■ **Task requirements**
Would you write out the entries below, every one of them, exactly?

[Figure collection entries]
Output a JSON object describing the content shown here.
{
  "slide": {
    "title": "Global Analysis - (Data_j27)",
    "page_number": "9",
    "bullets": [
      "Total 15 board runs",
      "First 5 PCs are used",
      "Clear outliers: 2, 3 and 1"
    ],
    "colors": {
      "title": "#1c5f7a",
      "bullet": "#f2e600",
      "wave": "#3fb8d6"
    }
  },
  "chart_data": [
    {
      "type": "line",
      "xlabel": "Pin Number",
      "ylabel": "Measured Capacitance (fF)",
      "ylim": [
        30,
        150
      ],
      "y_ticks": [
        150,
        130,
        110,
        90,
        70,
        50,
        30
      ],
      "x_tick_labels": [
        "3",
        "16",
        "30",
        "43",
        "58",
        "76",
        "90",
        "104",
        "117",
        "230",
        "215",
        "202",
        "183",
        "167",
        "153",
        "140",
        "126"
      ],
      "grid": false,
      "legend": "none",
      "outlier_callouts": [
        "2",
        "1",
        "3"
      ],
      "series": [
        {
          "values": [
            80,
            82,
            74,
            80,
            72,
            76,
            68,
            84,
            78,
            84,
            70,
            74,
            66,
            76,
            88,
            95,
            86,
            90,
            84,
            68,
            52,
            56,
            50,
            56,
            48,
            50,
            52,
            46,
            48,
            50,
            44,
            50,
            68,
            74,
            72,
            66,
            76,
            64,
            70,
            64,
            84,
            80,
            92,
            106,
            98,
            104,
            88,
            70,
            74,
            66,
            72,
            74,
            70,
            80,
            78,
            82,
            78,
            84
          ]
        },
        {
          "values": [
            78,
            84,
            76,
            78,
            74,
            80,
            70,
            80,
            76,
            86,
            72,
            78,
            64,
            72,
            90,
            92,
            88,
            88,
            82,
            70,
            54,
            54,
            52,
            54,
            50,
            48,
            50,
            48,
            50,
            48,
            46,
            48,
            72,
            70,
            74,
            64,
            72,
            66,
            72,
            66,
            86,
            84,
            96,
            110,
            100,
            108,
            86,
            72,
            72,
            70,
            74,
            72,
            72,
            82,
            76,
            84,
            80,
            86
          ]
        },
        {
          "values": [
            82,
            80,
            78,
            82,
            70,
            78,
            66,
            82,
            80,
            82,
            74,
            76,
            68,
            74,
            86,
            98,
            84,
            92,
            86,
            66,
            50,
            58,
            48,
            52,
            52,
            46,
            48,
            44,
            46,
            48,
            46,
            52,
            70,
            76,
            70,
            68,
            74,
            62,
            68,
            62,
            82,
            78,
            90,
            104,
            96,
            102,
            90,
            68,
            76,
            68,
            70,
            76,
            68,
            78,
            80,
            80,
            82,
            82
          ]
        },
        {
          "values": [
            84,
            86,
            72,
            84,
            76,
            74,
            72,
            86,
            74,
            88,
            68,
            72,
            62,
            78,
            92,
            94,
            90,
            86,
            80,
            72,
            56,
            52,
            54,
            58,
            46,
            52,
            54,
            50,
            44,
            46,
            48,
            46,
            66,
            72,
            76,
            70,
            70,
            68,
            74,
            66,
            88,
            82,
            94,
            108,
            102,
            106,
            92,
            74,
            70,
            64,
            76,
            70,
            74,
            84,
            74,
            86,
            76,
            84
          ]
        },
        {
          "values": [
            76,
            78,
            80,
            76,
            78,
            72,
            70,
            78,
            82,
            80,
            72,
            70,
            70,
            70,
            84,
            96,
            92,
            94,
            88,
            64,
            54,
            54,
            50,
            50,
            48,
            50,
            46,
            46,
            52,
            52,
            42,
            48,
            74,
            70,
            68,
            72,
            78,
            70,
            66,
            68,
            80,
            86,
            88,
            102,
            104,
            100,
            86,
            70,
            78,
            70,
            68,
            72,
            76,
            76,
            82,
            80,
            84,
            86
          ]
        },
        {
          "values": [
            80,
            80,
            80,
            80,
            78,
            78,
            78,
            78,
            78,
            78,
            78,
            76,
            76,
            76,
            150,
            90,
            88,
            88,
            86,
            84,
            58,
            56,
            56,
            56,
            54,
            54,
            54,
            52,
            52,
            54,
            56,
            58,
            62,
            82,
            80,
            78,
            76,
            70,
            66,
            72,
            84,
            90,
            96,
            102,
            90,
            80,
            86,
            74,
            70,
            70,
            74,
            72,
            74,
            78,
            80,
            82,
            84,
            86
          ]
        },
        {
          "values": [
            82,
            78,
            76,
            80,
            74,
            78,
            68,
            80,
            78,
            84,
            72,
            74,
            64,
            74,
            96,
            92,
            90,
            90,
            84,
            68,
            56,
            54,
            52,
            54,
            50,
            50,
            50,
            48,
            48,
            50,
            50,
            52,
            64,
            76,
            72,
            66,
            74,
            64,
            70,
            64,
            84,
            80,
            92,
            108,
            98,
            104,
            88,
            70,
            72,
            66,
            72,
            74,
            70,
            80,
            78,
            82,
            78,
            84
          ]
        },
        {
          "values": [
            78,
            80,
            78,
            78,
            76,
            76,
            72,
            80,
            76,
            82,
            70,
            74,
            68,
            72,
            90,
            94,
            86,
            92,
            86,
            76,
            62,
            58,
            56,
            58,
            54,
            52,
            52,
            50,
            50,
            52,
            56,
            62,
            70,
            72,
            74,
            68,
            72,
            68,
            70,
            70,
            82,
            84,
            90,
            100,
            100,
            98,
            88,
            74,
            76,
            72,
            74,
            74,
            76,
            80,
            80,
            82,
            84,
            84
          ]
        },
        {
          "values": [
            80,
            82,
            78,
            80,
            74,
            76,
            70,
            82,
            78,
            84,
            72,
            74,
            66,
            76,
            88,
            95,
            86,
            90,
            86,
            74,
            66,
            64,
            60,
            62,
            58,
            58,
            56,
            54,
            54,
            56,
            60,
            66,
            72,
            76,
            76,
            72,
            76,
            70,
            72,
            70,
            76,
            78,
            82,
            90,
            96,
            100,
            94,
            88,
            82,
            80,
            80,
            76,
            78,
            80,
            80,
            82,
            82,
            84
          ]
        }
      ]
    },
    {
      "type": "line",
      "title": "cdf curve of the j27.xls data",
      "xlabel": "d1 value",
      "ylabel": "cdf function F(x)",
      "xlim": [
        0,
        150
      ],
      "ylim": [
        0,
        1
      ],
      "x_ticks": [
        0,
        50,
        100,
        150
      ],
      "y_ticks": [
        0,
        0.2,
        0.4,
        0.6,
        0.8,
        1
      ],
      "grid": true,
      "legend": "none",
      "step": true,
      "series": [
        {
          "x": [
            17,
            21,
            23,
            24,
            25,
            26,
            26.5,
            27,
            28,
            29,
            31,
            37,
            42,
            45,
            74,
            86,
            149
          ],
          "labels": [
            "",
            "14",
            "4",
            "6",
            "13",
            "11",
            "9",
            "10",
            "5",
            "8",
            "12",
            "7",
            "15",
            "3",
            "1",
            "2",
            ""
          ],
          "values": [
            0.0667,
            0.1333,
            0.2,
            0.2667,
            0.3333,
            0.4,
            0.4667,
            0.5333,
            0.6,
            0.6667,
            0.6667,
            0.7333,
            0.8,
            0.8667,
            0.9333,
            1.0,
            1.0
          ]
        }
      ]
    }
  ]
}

■ **Result**
Output a JSON object describing the content shown here.
{
  "slide": {
    "title": "Global Analysis - (Data_j27)",
    "page_number": "9",
    "bullets": [
      "Total 15 board runs",
      "First 5 PCs are used",
      "Clear outliers: 2, 3 and 1"
    ],
    "colors": {
      "title": "#1c5f7a",
      "bullet": "#f2e600",
      "wave": "#3fb8d6"
    }
  },
  "chart_data": [
    {
      "type": "line",
      "xlabel": "Pin Number",
      "ylabel": "Measured Capacitance (fF)",
      "ylim": [
        30,
        150
      ],
      "y_ticks": [
        150,
        130,
        110,
        90,
        70,
        50,
        30
      ],
      "x_tick_labels": [
        "3",
        "16",
        "30",
        "43",
        "58",
        "76",
        "90",
        "104",
        "117",
        "230",
        "215",
        "202",
        "183",
        "167",
        "153",
        "140",
        "126"
      ],
      "grid": false,
      "legend": "none",
      "outlier_callouts": [
        "2",
        "1",
        "3"
      ],
      "series": [
        {
          "values": [
            80,
            82,
            74,
            80,
            72,
            76,
            68,
            84,
            78,
            84,
            70,
            74,
            66,
            76,
            88,
            95,
            86,
            90,
            84,
            68,
            52,
            56,
            50,
            56,
            48,
            50,
            52,
            46,
            48,
            50,
            44,
            50,
            68,
            74,
            72,
            66,
            76,
            64,
            70,
            64,
            84,
            80,
            92,
            106,
            98,
            104,
            88,
            70,
            74,
            66,
            72,
            74,
            70,
            80,
            78,
            82,
            78,
            84
          ]
        },
        {
          "values": [
            78,
            84,
            76,
            78,
            74,
            80,
            70,
            80,
            76,
            86,
            72,
            78,
            64,
            72,
            90,
            92,
            88,
            88,
            82,
            70,
            54,
            54,
            52,
            54,
            50,
            48,
            50,
            48,
            50,
            48,
            46,
            48,
            72,
            70,
            74,
            64,
            72,
            66,
            72,
            66,
            86,
            84,
            96,
            110,
            100,
            108,
            86,
            72,
            72,
            70,
            74,
            72,
            72,
            82,
            76,
            84,
            80,
            86
          ]
        },
        {
          "values": [
            82,
            80,
            78,
            82,
            70,
            78,
            66,
            82,
            80,
            82,
            74,
            76,
            68,
            74,
            86,
            98,
            84,
            92,
            86,
            66,
            50,
            58,
            48,
            52,
            52,
            46,
            48,
            44,
            46,
            48,
            46,
            52,
            70,
            76,
            70,
            68,
            74,
            62,
            68,
            62,
            82,
            78,
            90,
            104,
            96,
            102,
            90,
            68,
            76,
            68,
            70,
            76,
            68,
            78,
            80,
            80,
            82,
            82
          ]
        },
        {
          "values": [
            84,
            86,
            72,
            84,
            76,
            74,
            72,
            86,
            74,
            88,
            68,
            72,
            62,
            78,
            92,
            94,
            90,
            86,
            80,
            72,
            56,
            52,
            54,
            58,
            46,
            52,
            54,
            50,
            44,
            46,
            48,
            46,
            66,
            72,
            76,
            70,
            70,
            68,
            74,
            66,
            88,
            82,
            94,
            108,
            102,
            106,
            92,
            74,
            70,
            64,
            76,
            70,
            74,
            84,
            74,
            86,
            76,
            84
          ]
        },
        {
          "values": [
            76,
            78,
            80,
            76,
            78,
            72,
            70,
            78,
            82,
            80,
            72,
            70,
            70,
            70,
            84,
            96,
            92,
            94,
            88,
            64,
            54,
            54,
            50,
            50,
            48,
            50,
            46,
            46,
            52,
            52,
            42,
            48,
            74,
            70,
            68,
            72,
            78,
            70,
            66,
            68,
            80,
            86,
            88,
            102,
            104,
            100,
            86,
            70,
            78,
            70,
            68,
            72,
            76,
            76,
            82,
            80,
            84,
            86
          ]
        },
        {
          "values": [
            80,
            80,
            80,
            80,
            78,
            78,
            78,
            78,
            78,
            78,
            78,
            76,
            76,
            76,
            150,
            90,
            88,
            88,
            86,
            84,
            58,
            56,
            56,
            56,
            54,
            54,
            54,
            52,
            52,
            54,
            56,
            58,
            62,
            82,
            80,
            78,
            76,
            70,
            66,
            72,
            84,
            90,
            96,
            102,
            90,
            80,
            86,
            74,
            70,
            70,
            74,
            72,
            74,
            78,
            80,
            82,
            84,
            86
          ]
        },
        {
          "values": [
            82,
            78,
            76,
            80,
            74,
            78,
            68,
            80,
            78,
            84,
            72,
            74,
            64,
            74,
            96,
            92,
            90,
            90,
            84,
            68,
            56,
            54,
            52,
            54,
            50,
            50,
            50,
            48,
            48,
            50,
            50,
            52,
            64,
            76,
            72,
            66,
            74,
            64,
            70,
            64,
            84,
            80,
            92,
            108,
            98,
            104,
            88,
            70,
            72,
            66,
            72,
            74,
            70,
            80,
            78,
            82,
            78,
            84
          ]
        },
        {
          "values": [
            78,
            80,
            78,
            78,
            76,
            76,
            72,
            80,
            76,
            82,
            70,
            74,
            68,
            72,
            90,
            94,
            86,
            92,
            86,
            76,
            62,
            58,
            56,
            58,
            54,
            52,
            52,
            50,
            50,
            52,
            56,
            62,
            70,
            72,
            74,
            68,
            72,
            68,
            70,
            70,
            82,
            84,
            90,
            100,
            100,
            98,
            88,
            74,
            76,
            72,
            74,
            74,
            76,
            80,
            80,
            82,
            84,
            84
          ]
        },
        {
          "values": [
            80,
            82,
            78,
            80,
            74,
            76,
            70,
            82,
            78,
            84,
            72,
            74,
            66,
            76,
            88,
            95,
            86,
            90,
            86,
            74,
            66,
            64,
            60,
            62,
            58,
            58,
            56,
            54,
            54,
            56,
            60,
            66,
            72,
            76,
            76,
            72,
            76,
            70,
            72,
            70,
            76,
            78,
            82,
            90,
            96,
            100,
            94,
            88,
            82,
            80,
            80,
            76,
            78,
            80,
            80,
            82,
            82,
            84
          ]
        }
      ]
    },
    {
      "type": "line",
      "title": "cdf curve of the j27.xls data",
      "xlabel": "d1 value",
      "ylabel": "cdf function F(x)",
      "xlim": [
        0,
        150
      ],
      "ylim": [
        0,
        1
      ],
      "x_ticks": [
        0,
        50,
        100,
        150
      ],
      "y_ticks": [
        0,
        0.2,
        0.4,
        0.6,
        0.8,
        1
      ],
      "grid": true,
      "legend": "none",
      "step": true,
      "series": [
        {
          "x": [
            17,
            21,
            23,
            24,
            25,
            26,
            26.5,
            27,
            28,
            29,
            31,
            37,
            42,
            45,
            74,
            86,
            149
          ],
          "labels": [
            "",
            "14",
            "4",
            "6",
            "13",
            "11",
            "9",
            "10",
            "5",
            "8",
            "12",
            "7",
            "15",
            "3",
            "1",
            "2",
            ""
          ],
          "values": [
            0.0667,
            0.1333,
            0.2,
            0.2667,
            0.3333,
            0.4,
            0.4667,
            0.5333,
            0.6,
            0.6667,
            0.6667,
            0.7333,
            0.8,
            0.8667,
            0.9333,
            1.0,
            1.0
          ]
        }
      ]
    }
  ]
}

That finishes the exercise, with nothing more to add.